## BEGIN

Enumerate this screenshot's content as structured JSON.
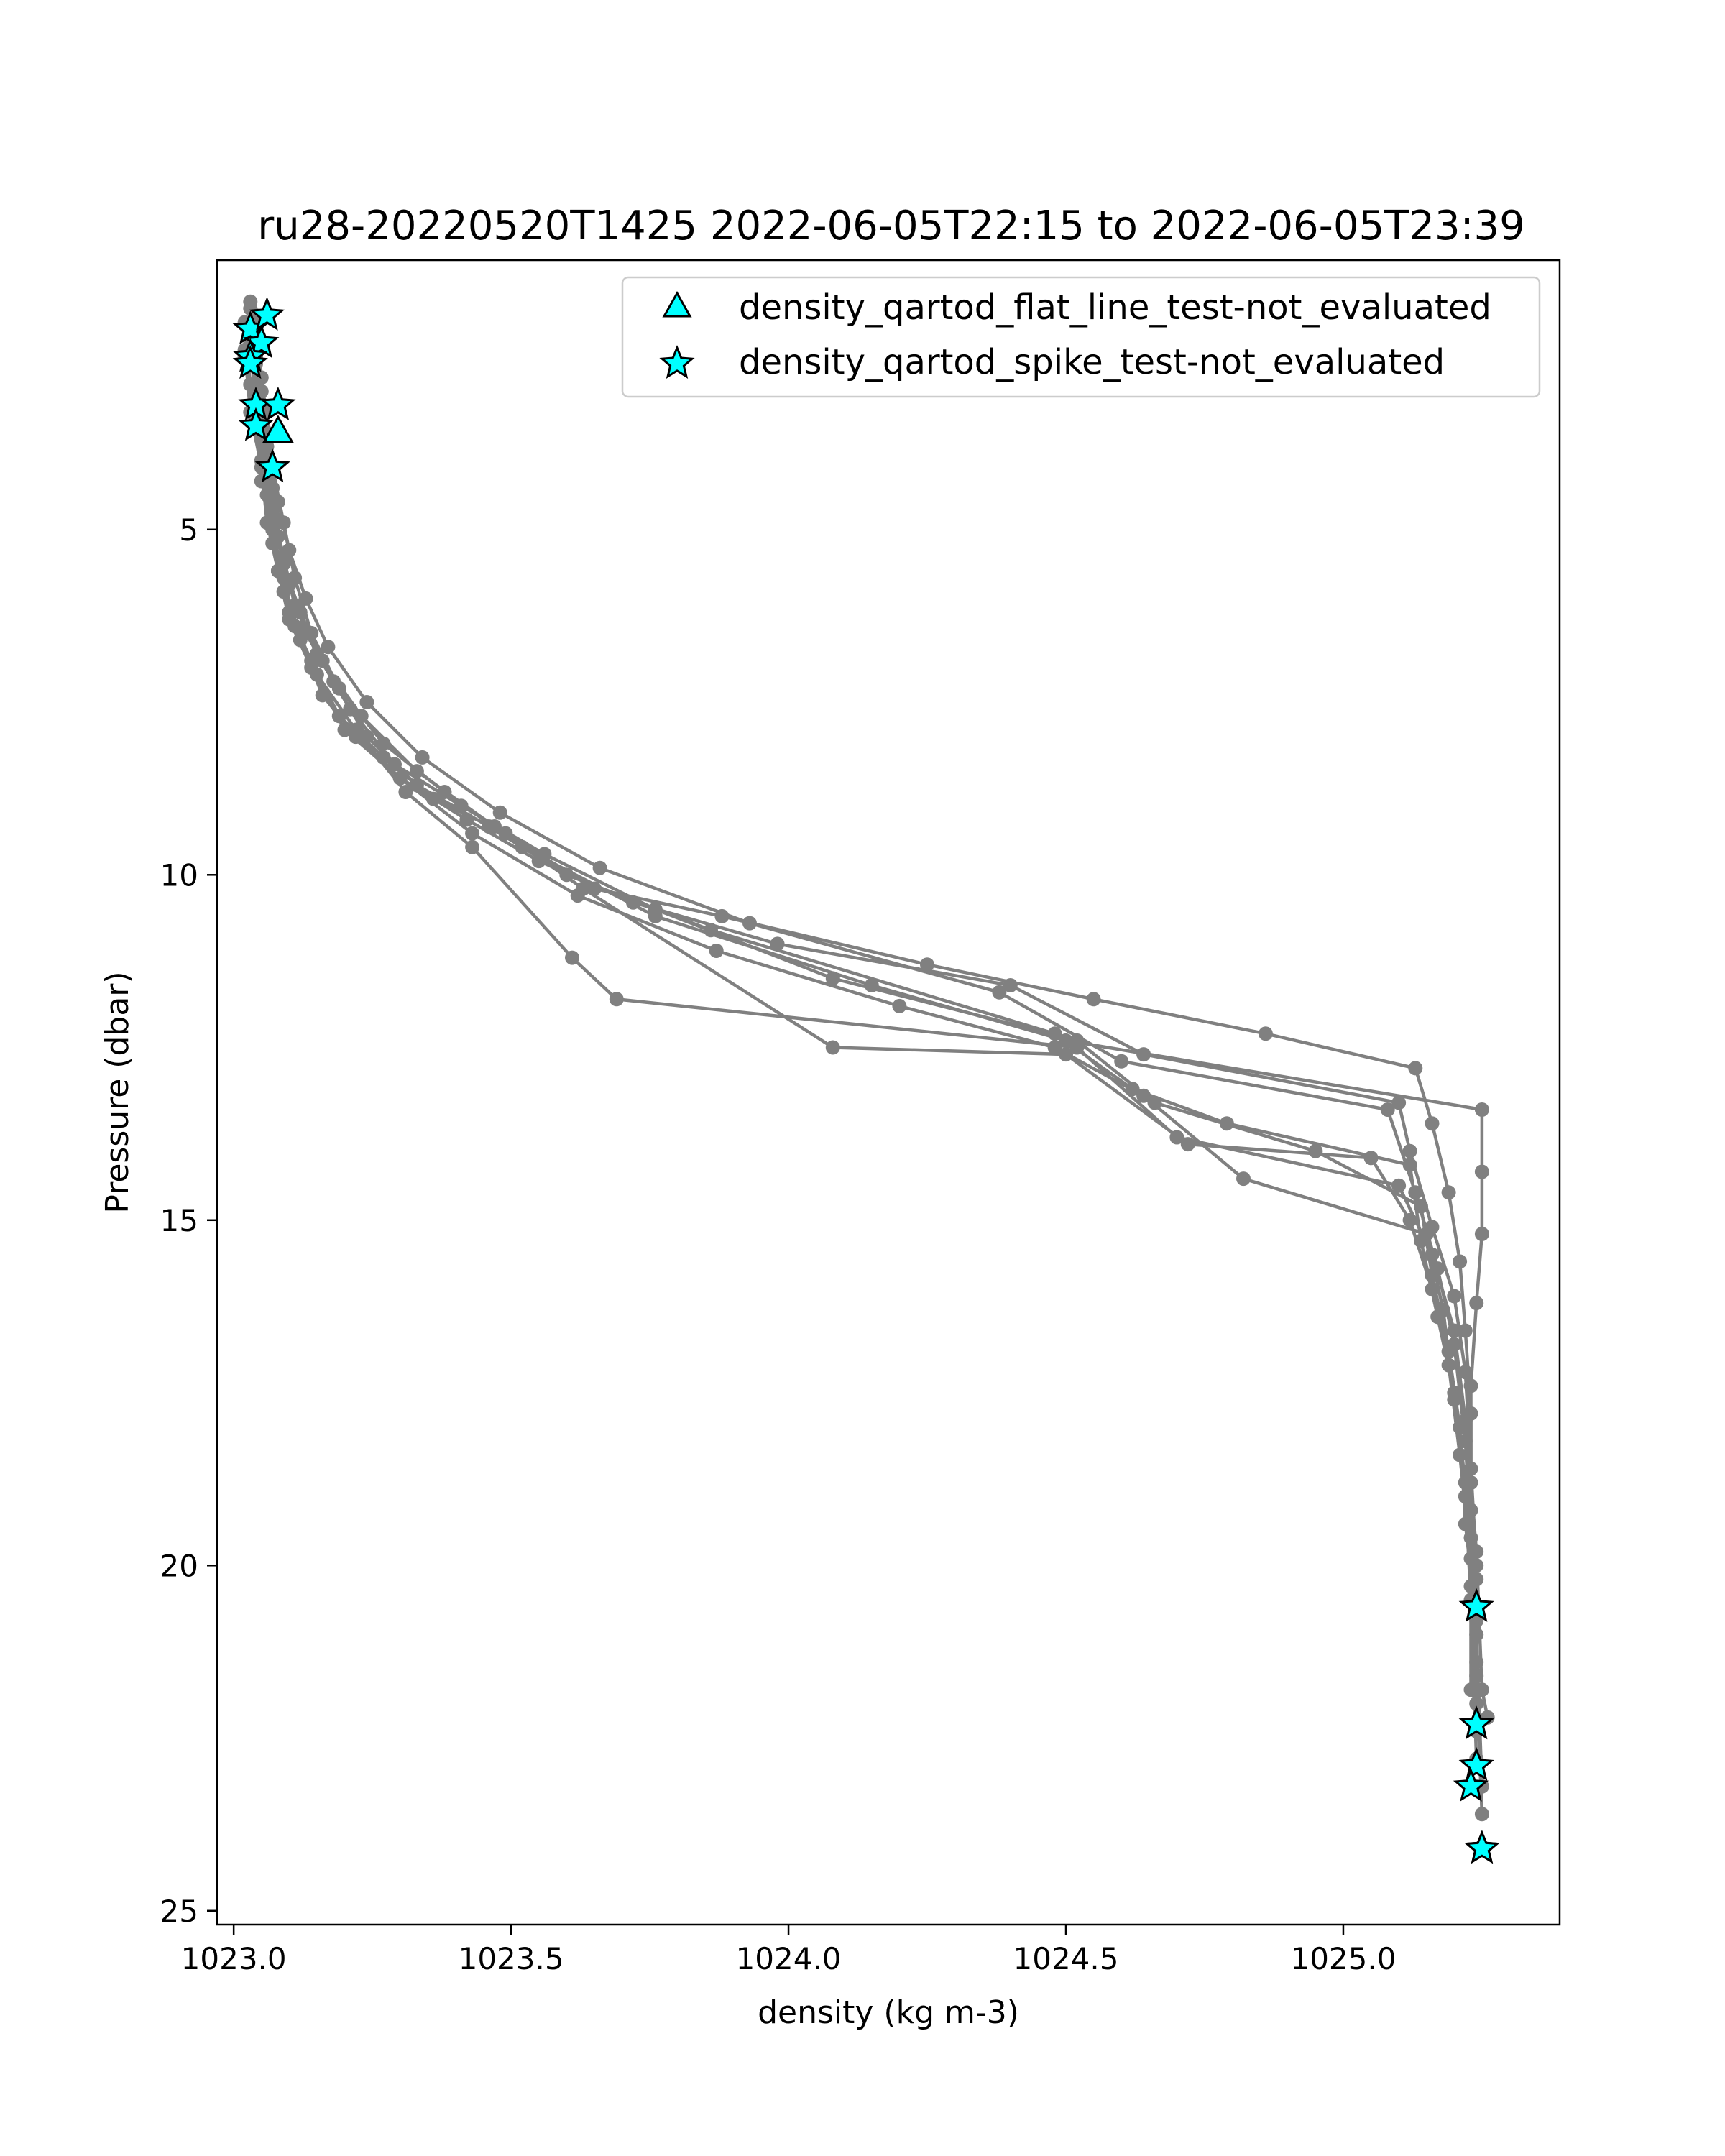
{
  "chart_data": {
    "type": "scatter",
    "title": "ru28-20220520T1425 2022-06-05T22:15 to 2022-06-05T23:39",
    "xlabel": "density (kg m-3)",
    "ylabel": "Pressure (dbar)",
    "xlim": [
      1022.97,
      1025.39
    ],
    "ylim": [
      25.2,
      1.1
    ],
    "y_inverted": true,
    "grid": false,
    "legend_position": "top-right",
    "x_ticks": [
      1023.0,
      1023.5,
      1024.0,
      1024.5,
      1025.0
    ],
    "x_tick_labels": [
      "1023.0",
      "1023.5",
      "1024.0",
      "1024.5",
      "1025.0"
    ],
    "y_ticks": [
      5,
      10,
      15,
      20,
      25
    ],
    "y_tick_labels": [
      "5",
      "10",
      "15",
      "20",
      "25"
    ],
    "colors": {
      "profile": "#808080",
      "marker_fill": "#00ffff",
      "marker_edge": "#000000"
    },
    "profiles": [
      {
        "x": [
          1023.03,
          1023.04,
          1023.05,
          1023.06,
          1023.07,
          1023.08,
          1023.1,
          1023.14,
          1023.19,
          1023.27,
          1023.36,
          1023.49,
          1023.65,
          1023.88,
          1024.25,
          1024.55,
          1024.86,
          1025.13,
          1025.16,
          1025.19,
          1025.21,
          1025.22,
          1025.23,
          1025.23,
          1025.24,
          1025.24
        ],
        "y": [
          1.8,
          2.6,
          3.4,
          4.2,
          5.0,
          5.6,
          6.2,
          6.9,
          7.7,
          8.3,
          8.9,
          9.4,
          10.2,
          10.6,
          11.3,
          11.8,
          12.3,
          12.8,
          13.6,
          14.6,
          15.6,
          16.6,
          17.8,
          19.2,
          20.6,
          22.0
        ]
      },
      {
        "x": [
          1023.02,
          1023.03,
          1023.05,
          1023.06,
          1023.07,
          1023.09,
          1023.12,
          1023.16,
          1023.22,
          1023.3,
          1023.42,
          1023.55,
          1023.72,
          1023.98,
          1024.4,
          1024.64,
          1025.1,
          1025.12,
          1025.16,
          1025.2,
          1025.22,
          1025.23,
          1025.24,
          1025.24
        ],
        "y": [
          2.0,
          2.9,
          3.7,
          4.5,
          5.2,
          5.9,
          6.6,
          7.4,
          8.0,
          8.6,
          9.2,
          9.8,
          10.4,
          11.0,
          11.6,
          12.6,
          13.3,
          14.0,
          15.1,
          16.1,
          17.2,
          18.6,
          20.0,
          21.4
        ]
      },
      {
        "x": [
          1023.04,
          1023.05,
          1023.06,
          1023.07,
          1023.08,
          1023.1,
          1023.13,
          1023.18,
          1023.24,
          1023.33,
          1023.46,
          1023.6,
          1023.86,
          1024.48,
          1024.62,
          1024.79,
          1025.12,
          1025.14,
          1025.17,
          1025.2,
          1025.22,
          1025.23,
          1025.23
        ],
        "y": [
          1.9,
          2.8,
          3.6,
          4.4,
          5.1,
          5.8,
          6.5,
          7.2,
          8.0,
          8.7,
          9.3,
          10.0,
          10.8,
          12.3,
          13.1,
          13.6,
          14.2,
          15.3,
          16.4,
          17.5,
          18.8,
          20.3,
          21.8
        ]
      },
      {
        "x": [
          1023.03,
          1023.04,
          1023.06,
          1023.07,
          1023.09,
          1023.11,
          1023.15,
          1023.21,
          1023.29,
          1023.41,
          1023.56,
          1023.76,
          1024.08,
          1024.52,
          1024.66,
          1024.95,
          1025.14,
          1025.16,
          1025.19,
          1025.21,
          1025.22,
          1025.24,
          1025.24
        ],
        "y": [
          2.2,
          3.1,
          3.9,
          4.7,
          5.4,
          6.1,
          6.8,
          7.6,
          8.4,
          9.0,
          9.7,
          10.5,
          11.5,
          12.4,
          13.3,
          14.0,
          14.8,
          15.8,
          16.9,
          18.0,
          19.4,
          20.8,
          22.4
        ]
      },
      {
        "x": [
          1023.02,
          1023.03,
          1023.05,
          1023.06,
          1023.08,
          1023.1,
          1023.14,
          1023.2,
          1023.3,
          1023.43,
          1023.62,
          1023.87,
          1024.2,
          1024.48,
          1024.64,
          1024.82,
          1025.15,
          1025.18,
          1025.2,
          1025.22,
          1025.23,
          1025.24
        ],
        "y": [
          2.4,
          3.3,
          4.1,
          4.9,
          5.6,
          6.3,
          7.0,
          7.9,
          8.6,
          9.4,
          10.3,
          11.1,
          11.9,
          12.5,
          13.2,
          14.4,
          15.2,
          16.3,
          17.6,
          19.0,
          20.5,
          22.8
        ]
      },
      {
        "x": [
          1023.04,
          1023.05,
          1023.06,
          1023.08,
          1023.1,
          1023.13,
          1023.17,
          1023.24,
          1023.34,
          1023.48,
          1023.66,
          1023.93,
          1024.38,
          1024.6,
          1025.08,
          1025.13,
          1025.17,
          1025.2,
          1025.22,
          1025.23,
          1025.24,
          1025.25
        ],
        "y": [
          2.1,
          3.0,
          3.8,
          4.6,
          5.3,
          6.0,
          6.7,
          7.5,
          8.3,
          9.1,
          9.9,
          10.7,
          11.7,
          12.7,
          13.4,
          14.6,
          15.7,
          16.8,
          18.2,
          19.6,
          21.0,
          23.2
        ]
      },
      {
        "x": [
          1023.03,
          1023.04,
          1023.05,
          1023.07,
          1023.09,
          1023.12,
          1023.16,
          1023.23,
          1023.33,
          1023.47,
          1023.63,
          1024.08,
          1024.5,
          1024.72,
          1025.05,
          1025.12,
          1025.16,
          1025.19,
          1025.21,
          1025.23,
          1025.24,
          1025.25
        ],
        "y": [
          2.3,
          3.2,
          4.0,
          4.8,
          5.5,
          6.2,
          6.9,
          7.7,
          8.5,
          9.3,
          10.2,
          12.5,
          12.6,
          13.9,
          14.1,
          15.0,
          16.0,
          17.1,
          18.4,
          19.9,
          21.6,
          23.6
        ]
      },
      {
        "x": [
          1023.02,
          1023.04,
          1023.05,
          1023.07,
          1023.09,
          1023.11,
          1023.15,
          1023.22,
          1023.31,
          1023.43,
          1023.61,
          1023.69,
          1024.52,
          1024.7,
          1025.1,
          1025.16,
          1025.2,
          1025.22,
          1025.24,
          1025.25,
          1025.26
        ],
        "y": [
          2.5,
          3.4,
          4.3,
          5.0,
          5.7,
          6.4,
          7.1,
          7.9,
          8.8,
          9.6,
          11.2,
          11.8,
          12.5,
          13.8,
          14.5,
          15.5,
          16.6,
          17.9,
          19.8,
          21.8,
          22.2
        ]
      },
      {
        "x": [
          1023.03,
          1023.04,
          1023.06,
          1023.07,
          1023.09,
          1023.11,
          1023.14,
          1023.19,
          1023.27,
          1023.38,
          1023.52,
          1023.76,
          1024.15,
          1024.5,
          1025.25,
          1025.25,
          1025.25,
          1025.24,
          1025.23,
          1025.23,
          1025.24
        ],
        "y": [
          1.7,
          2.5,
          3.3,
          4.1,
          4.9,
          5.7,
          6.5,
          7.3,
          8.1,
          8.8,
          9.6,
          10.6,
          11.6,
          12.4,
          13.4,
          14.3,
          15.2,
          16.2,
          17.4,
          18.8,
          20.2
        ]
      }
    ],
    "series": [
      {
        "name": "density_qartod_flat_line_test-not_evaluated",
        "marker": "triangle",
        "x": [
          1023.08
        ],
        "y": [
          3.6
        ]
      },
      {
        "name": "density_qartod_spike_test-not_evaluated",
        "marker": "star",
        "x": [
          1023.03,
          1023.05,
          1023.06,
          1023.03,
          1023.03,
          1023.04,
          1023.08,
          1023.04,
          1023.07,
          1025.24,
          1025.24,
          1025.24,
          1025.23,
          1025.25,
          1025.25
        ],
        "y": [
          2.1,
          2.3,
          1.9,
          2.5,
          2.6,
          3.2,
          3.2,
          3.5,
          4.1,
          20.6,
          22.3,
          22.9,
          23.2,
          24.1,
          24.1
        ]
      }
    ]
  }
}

## END
## BEGIN

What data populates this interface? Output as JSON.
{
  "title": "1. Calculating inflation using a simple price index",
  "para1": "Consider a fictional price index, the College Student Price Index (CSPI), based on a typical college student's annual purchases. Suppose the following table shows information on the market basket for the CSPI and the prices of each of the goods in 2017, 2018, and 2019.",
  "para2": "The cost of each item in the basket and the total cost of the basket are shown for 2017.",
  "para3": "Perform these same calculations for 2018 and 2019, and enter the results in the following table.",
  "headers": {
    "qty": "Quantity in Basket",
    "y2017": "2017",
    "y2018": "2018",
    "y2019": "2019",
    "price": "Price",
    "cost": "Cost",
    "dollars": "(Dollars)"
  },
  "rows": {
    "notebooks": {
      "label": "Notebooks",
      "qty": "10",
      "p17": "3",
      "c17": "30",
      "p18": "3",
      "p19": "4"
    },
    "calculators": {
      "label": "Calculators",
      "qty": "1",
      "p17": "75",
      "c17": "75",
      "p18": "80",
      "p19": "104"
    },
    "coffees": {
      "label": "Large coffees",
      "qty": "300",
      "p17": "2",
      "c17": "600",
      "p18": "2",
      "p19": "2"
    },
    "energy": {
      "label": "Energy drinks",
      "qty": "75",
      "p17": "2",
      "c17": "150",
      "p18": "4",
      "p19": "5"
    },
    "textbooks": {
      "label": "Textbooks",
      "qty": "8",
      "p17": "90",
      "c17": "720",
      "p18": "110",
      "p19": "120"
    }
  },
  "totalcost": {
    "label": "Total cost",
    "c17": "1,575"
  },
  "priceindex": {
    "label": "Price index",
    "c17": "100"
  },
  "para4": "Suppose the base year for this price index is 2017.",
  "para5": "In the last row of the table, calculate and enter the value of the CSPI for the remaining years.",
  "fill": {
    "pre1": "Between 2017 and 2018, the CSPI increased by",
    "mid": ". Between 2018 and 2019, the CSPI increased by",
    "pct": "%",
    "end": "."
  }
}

## END

Do this
Go through the listing above and return every line where the word "enter" occurs.

Exercise result
  "para3": "Perform these same calculations for 2018 and 2019, and enter the results in the following table.",
  "para5": "In the last row of the table, calculate and enter the value of the CSPI for the remaining years.",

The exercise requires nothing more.